===== Material supplied

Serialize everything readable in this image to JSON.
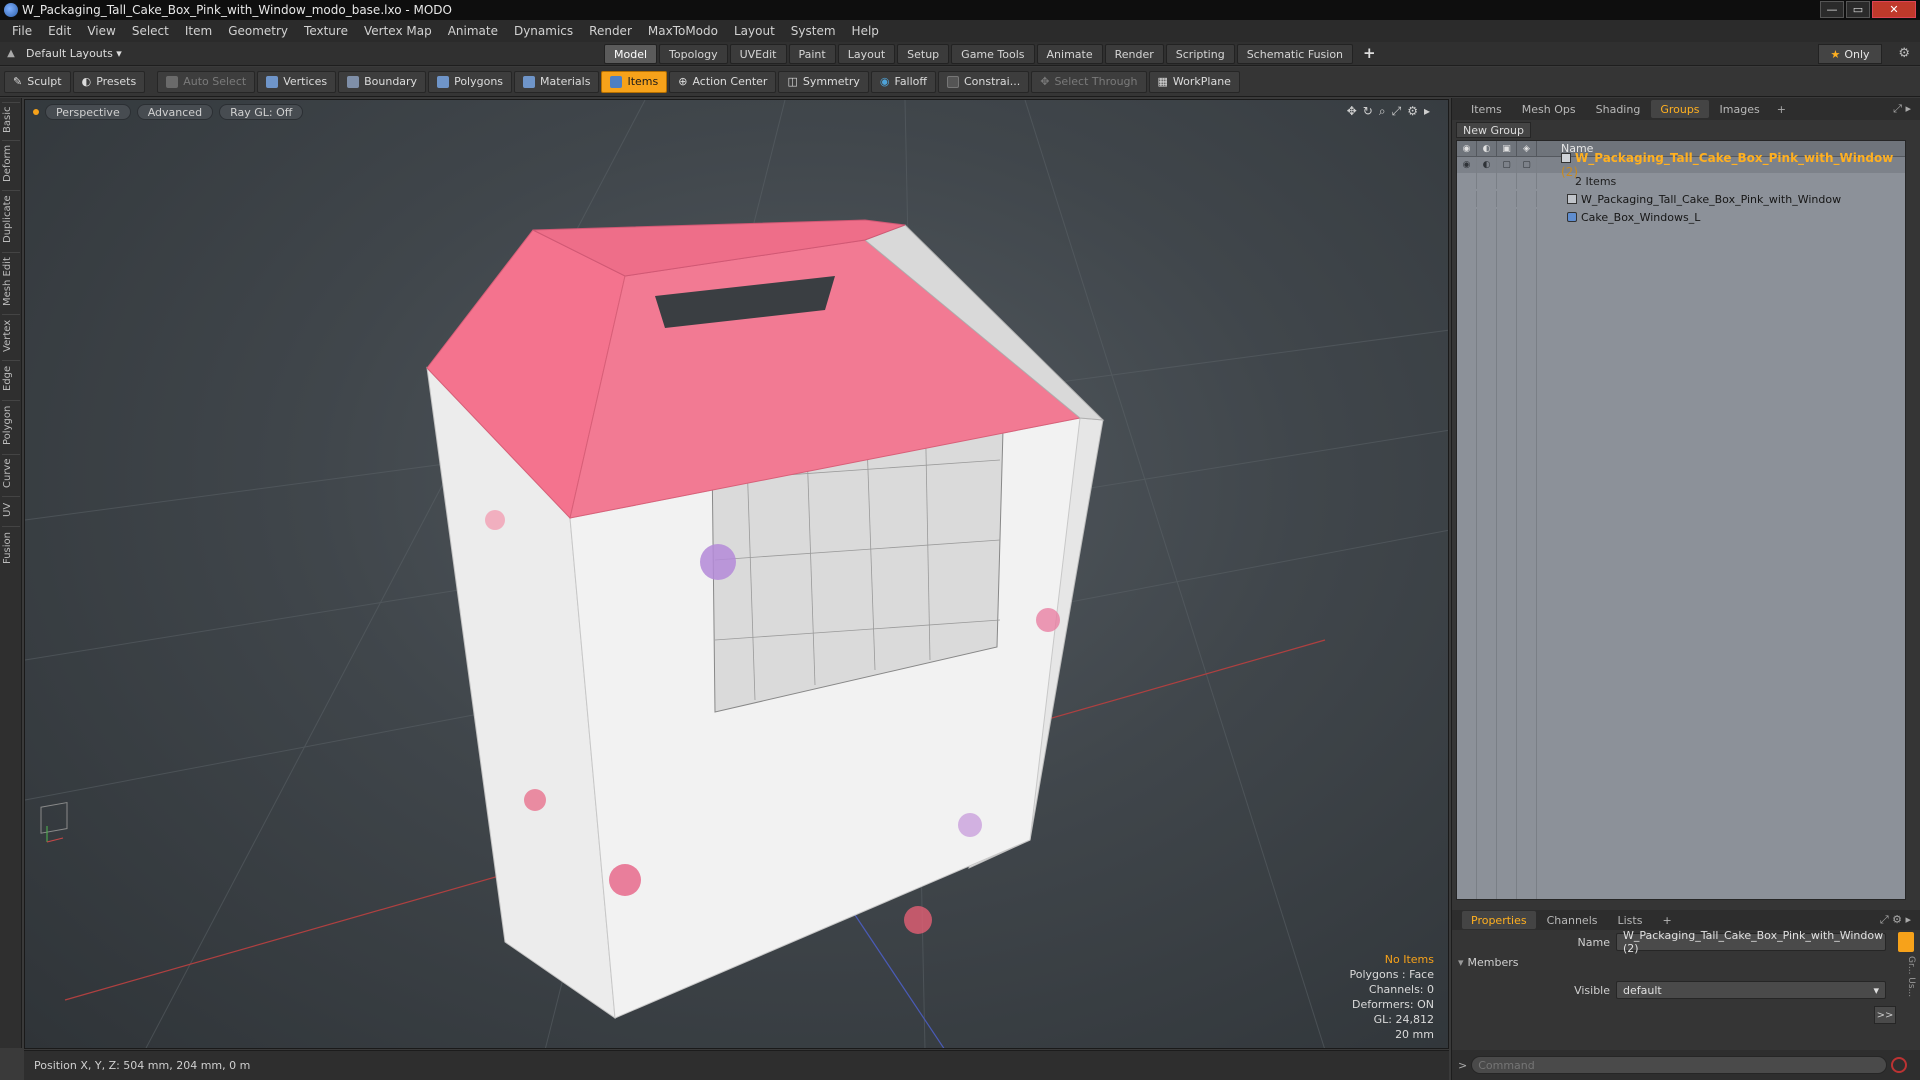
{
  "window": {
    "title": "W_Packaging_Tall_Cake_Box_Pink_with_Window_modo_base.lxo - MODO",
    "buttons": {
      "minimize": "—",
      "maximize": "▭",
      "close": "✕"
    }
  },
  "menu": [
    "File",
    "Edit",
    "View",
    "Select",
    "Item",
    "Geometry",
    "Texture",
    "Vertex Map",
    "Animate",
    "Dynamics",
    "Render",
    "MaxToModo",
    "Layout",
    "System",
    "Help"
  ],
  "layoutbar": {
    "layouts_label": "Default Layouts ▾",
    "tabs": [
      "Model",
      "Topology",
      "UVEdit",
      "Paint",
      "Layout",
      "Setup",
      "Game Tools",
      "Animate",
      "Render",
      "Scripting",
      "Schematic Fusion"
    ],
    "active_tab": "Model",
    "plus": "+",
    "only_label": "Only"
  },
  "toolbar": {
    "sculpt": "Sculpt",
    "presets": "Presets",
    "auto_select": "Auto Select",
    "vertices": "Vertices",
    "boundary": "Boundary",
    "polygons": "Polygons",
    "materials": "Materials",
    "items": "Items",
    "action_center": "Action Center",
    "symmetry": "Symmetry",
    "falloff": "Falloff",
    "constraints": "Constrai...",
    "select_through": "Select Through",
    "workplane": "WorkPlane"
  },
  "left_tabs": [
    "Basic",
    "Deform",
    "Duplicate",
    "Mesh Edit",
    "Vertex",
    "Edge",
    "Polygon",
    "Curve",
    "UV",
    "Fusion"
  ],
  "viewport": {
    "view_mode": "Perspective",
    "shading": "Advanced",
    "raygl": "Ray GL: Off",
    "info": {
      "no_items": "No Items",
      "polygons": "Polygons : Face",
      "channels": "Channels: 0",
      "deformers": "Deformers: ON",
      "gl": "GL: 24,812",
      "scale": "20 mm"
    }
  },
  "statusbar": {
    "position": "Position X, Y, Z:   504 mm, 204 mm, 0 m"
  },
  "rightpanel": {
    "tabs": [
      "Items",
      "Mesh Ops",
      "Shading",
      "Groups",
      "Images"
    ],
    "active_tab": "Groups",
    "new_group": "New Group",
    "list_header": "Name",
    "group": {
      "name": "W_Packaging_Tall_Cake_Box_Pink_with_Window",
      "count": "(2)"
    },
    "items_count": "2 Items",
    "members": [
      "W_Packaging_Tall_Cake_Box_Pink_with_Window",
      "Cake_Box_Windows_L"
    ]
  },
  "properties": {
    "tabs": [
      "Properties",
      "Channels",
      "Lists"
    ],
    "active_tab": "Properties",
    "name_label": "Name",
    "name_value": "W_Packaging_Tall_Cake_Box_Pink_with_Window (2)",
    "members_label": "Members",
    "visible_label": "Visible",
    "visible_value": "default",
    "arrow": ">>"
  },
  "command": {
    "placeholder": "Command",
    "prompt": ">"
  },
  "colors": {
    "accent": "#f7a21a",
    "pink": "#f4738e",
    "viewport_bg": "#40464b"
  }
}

==========

Task details >> Return all of the entries word for word, but omit the pictures.

The result >>
Serialize everything readable in this image to JSON.
{
  "window": {
    "title": "W_Packaging_Tall_Cake_Box_Pink_with_Window_modo_base.lxo - MODO",
    "buttons": {
      "minimize": "—",
      "maximize": "▭",
      "close": "✕"
    }
  },
  "menu": [
    "File",
    "Edit",
    "View",
    "Select",
    "Item",
    "Geometry",
    "Texture",
    "Vertex Map",
    "Animate",
    "Dynamics",
    "Render",
    "MaxToModo",
    "Layout",
    "System",
    "Help"
  ],
  "layoutbar": {
    "layouts_label": "Default Layouts ▾",
    "tabs": [
      "Model",
      "Topology",
      "UVEdit",
      "Paint",
      "Layout",
      "Setup",
      "Game Tools",
      "Animate",
      "Render",
      "Scripting",
      "Schematic Fusion"
    ],
    "active_tab": "Model",
    "plus": "+",
    "only_label": "Only"
  },
  "toolbar": {
    "sculpt": "Sculpt",
    "presets": "Presets",
    "auto_select": "Auto Select",
    "vertices": "Vertices",
    "boundary": "Boundary",
    "polygons": "Polygons",
    "materials": "Materials",
    "items": "Items",
    "action_center": "Action Center",
    "symmetry": "Symmetry",
    "falloff": "Falloff",
    "constraints": "Constrai...",
    "select_through": "Select Through",
    "workplane": "WorkPlane"
  },
  "left_tabs": [
    "Basic",
    "Deform",
    "Duplicate",
    "Mesh Edit",
    "Vertex",
    "Edge",
    "Polygon",
    "Curve",
    "UV",
    "Fusion"
  ],
  "viewport": {
    "view_mode": "Perspective",
    "shading": "Advanced",
    "raygl": "Ray GL: Off",
    "info": {
      "no_items": "No Items",
      "polygons": "Polygons : Face",
      "channels": "Channels: 0",
      "deformers": "Deformers: ON",
      "gl": "GL: 24,812",
      "scale": "20 mm"
    }
  },
  "statusbar": {
    "position": "Position X, Y, Z:   504 mm, 204 mm, 0 m"
  },
  "rightpanel": {
    "tabs": [
      "Items",
      "Mesh Ops",
      "Shading",
      "Groups",
      "Images"
    ],
    "active_tab": "Groups",
    "new_group": "New Group",
    "list_header": "Name",
    "group": {
      "name": "W_Packaging_Tall_Cake_Box_Pink_with_Window",
      "count": "(2)"
    },
    "items_count": "2 Items",
    "members": [
      "W_Packaging_Tall_Cake_Box_Pink_with_Window",
      "Cake_Box_Windows_L"
    ]
  },
  "properties": {
    "tabs": [
      "Properties",
      "Channels",
      "Lists"
    ],
    "active_tab": "Properties",
    "name_label": "Name",
    "name_value": "W_Packaging_Tall_Cake_Box_Pink_with_Window (2)",
    "members_label": "Members",
    "visible_label": "Visible",
    "visible_value": "default",
    "arrow": ">>"
  },
  "command": {
    "placeholder": "Command",
    "prompt": ">"
  },
  "colors": {
    "accent": "#f7a21a",
    "pink": "#f4738e",
    "viewport_bg": "#40464b"
  }
}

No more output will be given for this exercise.